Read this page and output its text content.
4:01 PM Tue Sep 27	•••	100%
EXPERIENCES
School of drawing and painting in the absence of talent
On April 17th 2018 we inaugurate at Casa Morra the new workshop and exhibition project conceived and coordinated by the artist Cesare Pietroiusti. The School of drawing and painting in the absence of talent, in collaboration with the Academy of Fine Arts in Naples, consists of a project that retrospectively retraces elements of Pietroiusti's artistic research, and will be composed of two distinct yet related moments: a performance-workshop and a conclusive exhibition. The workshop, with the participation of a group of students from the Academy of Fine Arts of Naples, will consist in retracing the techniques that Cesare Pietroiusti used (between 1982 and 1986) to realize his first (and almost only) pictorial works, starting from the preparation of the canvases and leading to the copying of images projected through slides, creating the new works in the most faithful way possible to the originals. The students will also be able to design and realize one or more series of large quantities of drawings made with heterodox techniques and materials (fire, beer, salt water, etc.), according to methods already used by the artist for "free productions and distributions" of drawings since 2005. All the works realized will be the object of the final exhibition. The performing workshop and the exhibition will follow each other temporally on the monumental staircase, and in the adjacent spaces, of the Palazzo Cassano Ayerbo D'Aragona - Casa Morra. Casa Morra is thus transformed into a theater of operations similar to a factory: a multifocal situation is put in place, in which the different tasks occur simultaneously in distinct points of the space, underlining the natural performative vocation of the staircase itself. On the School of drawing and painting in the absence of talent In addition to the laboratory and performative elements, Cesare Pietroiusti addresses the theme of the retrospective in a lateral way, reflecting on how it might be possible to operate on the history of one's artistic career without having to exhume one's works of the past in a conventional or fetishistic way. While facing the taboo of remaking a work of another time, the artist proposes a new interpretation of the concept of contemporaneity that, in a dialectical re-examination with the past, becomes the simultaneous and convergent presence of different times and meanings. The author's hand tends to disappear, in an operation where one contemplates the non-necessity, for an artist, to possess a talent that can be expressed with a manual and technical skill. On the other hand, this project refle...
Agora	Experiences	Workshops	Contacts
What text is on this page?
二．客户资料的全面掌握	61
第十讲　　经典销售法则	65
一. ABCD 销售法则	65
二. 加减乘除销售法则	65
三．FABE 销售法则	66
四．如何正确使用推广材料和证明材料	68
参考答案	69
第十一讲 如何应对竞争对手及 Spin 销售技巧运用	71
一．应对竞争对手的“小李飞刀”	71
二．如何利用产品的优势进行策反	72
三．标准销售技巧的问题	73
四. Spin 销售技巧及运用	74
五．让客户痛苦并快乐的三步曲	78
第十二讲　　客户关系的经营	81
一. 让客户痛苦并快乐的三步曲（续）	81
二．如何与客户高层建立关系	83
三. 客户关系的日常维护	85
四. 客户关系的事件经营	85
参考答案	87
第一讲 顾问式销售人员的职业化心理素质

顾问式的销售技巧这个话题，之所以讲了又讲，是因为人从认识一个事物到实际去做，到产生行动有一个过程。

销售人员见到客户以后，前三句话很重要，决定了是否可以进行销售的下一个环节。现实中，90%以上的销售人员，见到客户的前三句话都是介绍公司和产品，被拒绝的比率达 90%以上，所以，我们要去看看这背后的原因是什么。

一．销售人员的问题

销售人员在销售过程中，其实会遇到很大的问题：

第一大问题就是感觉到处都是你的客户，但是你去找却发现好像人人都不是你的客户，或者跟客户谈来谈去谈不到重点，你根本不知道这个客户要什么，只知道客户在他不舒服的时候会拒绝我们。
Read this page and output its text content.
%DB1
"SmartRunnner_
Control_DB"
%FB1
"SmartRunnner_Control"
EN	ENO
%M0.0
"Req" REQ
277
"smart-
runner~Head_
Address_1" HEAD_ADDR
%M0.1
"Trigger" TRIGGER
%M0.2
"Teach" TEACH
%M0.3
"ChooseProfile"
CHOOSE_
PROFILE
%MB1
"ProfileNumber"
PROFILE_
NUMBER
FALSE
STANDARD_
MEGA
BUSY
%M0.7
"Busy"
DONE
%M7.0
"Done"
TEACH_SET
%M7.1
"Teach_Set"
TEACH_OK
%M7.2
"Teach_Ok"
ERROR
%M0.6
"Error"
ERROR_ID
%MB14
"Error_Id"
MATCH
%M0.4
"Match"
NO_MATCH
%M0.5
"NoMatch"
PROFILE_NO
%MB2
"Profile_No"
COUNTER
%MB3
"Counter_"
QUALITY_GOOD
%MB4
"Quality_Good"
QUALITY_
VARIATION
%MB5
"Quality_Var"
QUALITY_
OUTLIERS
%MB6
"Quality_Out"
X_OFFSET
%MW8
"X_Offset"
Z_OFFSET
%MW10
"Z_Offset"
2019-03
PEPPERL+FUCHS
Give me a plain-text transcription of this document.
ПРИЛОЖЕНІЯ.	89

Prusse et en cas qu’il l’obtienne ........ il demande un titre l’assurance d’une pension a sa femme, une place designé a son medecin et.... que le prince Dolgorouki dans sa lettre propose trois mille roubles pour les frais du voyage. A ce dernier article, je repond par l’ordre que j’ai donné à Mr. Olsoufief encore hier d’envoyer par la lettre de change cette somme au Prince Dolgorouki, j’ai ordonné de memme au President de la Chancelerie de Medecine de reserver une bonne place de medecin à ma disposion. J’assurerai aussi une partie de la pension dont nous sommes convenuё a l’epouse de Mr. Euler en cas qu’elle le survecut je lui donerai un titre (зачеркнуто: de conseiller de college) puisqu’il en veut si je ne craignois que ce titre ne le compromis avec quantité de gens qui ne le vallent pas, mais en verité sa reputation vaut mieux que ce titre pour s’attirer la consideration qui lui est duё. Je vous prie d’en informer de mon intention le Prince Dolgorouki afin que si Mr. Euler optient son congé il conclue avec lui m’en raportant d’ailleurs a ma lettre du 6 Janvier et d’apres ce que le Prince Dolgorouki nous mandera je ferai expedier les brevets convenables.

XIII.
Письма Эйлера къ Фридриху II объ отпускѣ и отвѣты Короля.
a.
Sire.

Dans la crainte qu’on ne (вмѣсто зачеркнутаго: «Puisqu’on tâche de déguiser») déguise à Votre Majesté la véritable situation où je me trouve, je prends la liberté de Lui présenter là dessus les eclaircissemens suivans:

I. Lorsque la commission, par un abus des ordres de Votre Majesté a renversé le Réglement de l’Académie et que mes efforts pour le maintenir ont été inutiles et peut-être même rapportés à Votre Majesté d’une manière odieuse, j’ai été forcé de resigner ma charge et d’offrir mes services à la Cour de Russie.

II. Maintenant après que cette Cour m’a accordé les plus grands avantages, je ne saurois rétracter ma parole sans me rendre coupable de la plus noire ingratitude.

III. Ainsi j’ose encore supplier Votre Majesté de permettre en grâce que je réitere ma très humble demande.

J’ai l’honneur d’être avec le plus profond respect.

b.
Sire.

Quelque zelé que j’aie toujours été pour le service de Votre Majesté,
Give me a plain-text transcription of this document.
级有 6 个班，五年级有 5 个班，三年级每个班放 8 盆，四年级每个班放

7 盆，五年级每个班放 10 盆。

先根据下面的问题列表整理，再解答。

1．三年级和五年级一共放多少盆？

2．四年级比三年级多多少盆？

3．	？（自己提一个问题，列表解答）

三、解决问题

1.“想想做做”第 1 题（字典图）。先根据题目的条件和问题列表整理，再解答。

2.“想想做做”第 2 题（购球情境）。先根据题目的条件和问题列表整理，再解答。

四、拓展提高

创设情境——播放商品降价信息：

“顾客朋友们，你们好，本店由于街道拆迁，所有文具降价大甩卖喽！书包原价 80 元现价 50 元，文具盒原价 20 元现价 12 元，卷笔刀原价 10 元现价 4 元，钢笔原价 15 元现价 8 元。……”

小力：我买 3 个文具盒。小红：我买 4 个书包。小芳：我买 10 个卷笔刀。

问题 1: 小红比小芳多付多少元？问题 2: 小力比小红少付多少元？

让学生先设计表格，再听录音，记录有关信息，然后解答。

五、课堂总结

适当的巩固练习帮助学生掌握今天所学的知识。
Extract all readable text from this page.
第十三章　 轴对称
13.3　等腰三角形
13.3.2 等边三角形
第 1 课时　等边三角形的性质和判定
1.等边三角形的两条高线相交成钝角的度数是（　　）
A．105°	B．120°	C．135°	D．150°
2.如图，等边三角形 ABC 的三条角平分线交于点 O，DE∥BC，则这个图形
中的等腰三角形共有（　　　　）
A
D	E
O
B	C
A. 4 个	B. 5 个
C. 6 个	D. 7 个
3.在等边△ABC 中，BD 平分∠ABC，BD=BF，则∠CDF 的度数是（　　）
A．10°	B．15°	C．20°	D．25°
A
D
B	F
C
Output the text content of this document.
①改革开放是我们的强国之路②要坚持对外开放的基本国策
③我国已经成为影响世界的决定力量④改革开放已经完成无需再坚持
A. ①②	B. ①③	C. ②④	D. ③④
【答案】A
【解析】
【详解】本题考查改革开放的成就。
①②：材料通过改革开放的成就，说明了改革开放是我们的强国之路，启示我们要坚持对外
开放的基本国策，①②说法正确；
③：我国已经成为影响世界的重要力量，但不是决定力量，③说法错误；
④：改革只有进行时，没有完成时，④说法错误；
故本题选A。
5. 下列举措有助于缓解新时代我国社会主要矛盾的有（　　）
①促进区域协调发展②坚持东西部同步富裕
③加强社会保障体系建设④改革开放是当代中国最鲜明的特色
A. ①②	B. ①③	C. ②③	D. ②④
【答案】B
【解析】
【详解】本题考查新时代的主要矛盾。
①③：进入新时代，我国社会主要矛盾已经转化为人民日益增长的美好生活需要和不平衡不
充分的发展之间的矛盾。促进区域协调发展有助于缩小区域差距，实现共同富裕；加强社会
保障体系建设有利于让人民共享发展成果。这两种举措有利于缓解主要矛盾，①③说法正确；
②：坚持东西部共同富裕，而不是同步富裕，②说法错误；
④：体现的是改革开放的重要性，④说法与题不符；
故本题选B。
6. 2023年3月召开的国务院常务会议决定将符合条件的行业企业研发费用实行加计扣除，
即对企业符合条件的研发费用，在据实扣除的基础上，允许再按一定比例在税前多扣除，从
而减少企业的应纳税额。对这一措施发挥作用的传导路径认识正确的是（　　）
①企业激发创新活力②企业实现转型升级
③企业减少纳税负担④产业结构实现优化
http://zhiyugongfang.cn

> [Short exercise]
Which lines hold the word "plus"? Copy every one of them.

> [Response to the exercise]
II. Maintenant après que cette Cour m’a accordé les plus grands avantages, je ne saurois rétracter ma parole sans me rendre coupable de la plus noire ingratitude.
J’ai l’honneur d’être avec le plus profond respect.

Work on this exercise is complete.